*Your objective:* Scan the following material for the string "CRISES" and copy each line in which it appears.

(A block of data)
** begin **
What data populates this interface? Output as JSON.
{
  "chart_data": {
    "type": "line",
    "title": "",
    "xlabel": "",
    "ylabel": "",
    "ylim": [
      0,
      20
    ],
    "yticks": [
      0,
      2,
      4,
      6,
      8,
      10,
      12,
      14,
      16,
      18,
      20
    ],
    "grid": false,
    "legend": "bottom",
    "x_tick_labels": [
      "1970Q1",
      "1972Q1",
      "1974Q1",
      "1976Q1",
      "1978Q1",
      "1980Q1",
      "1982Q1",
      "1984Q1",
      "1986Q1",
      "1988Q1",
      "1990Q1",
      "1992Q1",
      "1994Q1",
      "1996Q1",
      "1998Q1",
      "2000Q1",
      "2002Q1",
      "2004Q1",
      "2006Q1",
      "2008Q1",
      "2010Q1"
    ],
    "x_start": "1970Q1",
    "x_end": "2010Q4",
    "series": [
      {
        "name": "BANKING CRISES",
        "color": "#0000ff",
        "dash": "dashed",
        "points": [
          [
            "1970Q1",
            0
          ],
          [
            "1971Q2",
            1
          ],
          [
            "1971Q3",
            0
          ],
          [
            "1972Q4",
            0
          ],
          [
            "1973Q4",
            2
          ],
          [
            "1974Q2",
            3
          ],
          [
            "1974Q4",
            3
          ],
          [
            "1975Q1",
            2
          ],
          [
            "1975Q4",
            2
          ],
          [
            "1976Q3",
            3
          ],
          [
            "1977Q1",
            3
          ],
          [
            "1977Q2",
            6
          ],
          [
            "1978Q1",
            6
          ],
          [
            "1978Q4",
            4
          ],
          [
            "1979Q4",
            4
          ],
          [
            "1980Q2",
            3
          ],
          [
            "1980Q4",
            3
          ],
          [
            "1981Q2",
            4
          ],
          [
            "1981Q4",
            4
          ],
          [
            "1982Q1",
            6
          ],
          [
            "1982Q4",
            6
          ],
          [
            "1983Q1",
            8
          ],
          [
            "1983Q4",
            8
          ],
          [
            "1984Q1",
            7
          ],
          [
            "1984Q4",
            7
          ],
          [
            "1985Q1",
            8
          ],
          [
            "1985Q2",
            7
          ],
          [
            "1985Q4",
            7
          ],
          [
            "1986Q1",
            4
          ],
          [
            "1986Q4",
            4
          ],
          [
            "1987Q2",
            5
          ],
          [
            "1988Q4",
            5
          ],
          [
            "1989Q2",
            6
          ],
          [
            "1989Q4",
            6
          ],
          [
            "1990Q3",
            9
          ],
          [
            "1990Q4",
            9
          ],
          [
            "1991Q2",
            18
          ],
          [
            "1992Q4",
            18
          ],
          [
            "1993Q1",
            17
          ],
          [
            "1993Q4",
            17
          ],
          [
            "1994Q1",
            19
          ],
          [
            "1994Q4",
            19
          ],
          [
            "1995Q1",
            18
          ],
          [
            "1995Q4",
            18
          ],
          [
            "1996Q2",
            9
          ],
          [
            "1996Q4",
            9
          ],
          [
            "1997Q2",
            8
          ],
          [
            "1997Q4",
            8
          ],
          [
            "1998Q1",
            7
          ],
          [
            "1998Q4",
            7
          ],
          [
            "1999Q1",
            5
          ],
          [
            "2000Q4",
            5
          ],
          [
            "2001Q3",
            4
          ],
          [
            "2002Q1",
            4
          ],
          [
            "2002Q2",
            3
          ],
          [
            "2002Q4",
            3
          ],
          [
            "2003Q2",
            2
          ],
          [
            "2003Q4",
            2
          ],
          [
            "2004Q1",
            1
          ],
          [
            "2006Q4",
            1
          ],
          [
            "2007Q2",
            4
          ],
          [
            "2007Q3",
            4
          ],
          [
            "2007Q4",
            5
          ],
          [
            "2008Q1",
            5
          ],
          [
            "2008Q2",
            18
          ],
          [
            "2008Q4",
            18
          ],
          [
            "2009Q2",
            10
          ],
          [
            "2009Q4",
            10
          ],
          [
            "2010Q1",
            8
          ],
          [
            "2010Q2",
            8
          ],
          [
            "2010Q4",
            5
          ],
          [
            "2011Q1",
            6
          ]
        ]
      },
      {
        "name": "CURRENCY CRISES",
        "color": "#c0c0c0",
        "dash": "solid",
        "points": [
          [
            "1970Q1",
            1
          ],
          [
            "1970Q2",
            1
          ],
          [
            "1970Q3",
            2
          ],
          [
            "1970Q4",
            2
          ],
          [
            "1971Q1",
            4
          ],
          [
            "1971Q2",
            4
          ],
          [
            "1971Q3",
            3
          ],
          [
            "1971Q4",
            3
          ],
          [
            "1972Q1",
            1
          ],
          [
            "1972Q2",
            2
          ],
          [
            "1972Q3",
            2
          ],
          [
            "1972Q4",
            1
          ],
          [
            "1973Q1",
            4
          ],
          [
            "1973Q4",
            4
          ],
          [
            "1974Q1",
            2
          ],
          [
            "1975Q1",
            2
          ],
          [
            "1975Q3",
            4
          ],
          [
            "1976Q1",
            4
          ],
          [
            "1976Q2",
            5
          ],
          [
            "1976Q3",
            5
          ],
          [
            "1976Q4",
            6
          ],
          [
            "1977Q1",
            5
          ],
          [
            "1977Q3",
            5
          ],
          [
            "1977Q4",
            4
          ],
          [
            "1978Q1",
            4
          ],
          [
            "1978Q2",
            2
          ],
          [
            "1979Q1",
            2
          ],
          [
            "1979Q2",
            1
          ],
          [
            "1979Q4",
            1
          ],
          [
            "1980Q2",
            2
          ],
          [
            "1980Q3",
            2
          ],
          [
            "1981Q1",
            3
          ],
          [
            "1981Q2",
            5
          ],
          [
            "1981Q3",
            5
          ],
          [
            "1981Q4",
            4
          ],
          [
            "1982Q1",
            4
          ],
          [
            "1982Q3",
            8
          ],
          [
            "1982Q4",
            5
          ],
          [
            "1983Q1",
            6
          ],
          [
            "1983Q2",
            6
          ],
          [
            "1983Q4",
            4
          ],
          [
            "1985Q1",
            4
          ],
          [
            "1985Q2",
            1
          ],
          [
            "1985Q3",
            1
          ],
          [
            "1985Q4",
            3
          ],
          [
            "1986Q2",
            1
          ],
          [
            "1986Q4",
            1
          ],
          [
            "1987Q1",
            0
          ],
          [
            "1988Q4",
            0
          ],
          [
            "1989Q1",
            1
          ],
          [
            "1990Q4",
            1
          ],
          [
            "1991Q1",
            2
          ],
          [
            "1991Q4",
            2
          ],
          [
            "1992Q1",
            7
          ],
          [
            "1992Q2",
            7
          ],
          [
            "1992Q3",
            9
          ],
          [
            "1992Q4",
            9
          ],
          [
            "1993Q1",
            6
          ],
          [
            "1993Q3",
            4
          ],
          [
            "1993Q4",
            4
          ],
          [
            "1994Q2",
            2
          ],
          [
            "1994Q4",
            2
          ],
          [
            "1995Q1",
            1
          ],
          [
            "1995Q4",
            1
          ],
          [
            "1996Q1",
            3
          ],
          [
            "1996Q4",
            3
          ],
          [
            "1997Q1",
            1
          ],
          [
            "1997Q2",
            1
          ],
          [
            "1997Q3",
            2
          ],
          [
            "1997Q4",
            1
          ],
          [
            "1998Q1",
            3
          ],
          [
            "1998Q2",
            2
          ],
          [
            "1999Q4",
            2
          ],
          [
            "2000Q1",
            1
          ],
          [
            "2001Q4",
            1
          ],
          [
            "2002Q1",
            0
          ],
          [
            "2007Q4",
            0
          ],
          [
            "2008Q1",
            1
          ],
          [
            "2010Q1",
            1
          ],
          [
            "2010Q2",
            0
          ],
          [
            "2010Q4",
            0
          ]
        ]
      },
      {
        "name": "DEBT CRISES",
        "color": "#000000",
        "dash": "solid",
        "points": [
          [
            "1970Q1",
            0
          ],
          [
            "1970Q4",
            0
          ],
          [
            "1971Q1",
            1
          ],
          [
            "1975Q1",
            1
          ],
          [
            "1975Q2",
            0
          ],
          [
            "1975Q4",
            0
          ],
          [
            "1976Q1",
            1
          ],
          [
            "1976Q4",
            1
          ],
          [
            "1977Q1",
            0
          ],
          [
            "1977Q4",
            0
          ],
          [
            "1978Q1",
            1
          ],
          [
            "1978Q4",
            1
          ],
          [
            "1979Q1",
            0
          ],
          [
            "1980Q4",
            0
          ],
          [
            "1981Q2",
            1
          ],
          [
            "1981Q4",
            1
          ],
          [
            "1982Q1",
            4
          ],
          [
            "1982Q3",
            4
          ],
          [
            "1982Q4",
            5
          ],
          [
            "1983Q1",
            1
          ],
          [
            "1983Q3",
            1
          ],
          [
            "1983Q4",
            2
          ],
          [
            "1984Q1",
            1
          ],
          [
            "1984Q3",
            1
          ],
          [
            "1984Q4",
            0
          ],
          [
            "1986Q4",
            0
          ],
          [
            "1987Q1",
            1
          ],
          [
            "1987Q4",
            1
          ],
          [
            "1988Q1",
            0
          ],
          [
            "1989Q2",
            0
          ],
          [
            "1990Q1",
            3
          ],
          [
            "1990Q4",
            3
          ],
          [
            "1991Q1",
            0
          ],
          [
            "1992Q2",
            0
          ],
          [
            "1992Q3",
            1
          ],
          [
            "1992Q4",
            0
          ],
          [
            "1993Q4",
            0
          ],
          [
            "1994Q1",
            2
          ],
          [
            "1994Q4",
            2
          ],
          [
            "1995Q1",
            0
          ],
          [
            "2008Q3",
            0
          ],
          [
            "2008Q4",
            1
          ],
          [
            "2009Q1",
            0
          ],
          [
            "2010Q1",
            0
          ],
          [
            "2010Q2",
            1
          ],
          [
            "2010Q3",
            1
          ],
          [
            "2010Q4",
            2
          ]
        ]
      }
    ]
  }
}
** end **
*Written response:*
        "name": "BANKING CRISES",
        "name": "CURRENCY CRISES",
        "name": "DEBT CRISES",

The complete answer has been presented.